(REQUIREMENTS)
Copy each line of the entries that contains the word "туралы".

(PROVIDED DATA)
——
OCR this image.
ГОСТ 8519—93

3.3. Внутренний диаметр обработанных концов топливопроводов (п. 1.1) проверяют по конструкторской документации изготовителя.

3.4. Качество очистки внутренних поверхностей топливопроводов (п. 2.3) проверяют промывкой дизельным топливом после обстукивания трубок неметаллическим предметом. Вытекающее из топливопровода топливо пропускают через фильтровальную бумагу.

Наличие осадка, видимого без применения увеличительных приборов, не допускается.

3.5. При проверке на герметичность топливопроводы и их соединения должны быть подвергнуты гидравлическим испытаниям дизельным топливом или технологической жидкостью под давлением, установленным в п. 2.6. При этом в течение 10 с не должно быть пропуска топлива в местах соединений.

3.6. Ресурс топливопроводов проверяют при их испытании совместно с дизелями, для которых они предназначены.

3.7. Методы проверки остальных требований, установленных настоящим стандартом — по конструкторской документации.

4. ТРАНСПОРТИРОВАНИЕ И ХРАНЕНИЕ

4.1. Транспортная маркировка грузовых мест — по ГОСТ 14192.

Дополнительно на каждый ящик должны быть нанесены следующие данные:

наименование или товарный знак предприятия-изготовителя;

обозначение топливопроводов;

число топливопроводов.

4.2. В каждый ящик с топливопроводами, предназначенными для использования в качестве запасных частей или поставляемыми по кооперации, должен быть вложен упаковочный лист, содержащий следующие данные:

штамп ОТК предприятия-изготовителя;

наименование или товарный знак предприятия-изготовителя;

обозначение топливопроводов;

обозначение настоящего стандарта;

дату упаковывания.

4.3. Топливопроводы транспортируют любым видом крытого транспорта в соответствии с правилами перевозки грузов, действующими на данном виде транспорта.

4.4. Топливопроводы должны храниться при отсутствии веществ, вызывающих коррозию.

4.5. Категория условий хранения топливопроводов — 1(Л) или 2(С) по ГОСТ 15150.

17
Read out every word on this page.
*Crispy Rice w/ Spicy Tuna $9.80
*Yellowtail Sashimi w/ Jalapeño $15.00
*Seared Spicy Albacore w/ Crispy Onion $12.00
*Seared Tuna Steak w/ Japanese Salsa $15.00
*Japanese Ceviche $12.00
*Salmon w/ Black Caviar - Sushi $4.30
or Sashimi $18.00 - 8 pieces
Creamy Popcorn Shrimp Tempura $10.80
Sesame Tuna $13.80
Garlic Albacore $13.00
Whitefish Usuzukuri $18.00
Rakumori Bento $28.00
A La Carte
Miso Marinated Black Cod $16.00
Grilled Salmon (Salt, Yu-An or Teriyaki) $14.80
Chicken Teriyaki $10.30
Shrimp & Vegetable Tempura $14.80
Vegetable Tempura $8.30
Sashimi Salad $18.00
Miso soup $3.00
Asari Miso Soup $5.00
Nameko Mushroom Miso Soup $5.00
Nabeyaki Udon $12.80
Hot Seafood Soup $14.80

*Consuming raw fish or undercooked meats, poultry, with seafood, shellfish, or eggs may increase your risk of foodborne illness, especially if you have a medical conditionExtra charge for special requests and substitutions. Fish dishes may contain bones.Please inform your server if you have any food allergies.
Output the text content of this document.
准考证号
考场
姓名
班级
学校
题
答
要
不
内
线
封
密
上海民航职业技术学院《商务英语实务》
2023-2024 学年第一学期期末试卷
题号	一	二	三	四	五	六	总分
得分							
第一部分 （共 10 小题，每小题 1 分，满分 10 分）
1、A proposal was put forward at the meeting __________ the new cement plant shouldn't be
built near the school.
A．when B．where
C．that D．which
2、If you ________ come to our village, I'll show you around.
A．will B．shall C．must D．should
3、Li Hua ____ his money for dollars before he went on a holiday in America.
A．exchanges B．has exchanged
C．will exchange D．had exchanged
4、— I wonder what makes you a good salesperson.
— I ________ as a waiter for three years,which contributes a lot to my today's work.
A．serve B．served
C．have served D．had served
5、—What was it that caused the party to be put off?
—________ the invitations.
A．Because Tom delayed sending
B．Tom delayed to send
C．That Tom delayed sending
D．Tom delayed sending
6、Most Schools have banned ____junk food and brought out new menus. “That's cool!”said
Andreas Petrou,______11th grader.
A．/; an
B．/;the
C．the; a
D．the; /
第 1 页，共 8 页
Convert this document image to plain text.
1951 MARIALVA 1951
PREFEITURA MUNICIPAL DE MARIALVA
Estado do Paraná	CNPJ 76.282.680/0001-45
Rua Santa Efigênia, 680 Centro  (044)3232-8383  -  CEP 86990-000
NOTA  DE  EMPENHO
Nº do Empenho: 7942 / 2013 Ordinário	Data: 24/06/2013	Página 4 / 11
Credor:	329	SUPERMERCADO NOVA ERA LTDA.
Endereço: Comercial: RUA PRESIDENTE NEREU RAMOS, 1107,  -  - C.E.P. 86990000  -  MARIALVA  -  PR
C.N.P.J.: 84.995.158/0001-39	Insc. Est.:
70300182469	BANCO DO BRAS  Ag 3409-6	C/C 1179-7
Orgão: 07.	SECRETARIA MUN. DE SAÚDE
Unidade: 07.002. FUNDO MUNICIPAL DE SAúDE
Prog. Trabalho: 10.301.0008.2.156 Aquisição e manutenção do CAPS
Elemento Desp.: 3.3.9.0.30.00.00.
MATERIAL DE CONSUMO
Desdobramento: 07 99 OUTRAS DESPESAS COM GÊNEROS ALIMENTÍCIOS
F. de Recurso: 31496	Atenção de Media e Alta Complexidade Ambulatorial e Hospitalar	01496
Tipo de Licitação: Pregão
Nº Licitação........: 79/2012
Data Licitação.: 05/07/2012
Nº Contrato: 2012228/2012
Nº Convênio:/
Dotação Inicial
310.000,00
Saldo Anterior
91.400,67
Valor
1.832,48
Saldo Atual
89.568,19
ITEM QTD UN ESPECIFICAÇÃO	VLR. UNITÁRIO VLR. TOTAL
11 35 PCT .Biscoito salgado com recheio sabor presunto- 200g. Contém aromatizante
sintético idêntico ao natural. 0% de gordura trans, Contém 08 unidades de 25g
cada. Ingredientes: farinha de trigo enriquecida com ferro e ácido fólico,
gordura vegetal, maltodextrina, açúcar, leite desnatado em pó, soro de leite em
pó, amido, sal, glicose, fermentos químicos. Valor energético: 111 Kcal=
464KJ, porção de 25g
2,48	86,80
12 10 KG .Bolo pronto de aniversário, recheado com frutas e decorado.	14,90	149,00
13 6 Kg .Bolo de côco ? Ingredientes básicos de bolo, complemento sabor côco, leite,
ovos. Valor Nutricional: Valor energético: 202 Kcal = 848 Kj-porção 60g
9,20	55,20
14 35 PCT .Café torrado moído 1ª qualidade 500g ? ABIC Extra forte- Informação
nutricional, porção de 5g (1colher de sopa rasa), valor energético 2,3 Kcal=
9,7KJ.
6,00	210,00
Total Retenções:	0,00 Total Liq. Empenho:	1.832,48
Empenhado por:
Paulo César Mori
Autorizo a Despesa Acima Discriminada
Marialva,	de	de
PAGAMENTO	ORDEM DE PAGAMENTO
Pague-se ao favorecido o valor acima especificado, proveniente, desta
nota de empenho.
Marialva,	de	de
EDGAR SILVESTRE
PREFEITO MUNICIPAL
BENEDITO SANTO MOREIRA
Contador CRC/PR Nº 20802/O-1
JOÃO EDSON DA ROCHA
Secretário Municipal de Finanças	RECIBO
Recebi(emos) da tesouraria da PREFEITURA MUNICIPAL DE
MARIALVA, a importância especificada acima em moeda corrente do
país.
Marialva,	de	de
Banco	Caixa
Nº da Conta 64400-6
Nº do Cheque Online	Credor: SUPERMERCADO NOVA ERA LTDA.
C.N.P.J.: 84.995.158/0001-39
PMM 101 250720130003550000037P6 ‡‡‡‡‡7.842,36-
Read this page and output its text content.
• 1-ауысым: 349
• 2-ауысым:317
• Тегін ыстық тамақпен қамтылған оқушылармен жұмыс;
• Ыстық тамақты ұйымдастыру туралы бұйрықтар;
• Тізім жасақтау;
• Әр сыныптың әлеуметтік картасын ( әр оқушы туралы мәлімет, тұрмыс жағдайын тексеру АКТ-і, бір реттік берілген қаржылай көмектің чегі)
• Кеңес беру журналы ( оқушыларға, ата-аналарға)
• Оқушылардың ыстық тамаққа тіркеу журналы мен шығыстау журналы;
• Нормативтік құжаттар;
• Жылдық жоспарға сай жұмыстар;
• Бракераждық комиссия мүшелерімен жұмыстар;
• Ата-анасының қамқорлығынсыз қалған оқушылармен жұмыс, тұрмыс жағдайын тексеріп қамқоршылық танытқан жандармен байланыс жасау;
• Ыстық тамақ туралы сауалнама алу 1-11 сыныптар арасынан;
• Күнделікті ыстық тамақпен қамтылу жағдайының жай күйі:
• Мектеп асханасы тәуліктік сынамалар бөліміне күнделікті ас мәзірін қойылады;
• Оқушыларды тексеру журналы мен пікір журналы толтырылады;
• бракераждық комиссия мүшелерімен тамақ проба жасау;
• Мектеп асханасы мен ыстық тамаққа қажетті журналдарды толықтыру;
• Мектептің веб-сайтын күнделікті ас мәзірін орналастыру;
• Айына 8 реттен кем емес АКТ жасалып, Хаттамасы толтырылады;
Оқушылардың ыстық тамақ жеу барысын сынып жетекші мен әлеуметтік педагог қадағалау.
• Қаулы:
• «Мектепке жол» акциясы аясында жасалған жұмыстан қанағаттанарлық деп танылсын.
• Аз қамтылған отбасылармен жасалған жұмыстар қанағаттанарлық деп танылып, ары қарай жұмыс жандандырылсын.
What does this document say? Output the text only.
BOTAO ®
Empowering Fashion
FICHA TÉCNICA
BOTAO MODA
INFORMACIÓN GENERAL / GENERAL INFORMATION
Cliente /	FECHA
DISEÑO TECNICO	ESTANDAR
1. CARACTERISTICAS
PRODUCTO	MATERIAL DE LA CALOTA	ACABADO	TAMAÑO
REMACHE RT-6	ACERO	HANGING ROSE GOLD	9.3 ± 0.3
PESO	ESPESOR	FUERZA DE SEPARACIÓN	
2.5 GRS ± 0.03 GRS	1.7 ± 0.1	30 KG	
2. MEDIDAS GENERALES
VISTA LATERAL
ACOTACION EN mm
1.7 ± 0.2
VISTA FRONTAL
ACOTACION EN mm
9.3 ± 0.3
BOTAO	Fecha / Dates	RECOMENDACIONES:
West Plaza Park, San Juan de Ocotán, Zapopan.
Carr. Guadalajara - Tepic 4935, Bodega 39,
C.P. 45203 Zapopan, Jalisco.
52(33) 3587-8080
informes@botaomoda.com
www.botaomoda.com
——
(PROBLEM SOLUTION)
• Ыстық тамақты ұйымдастыру туралы бұйрықтар;
• Әр сыныптың әлеуметтік картасын ( әр оқушы туралы мәлімет, тұрмыс жағдайын тексеру АКТ-і, бір реттік берілген қаржылай көмектің чегі)
• Ыстық тамақ туралы сауалнама алу 1-11 сыныптар арасынан;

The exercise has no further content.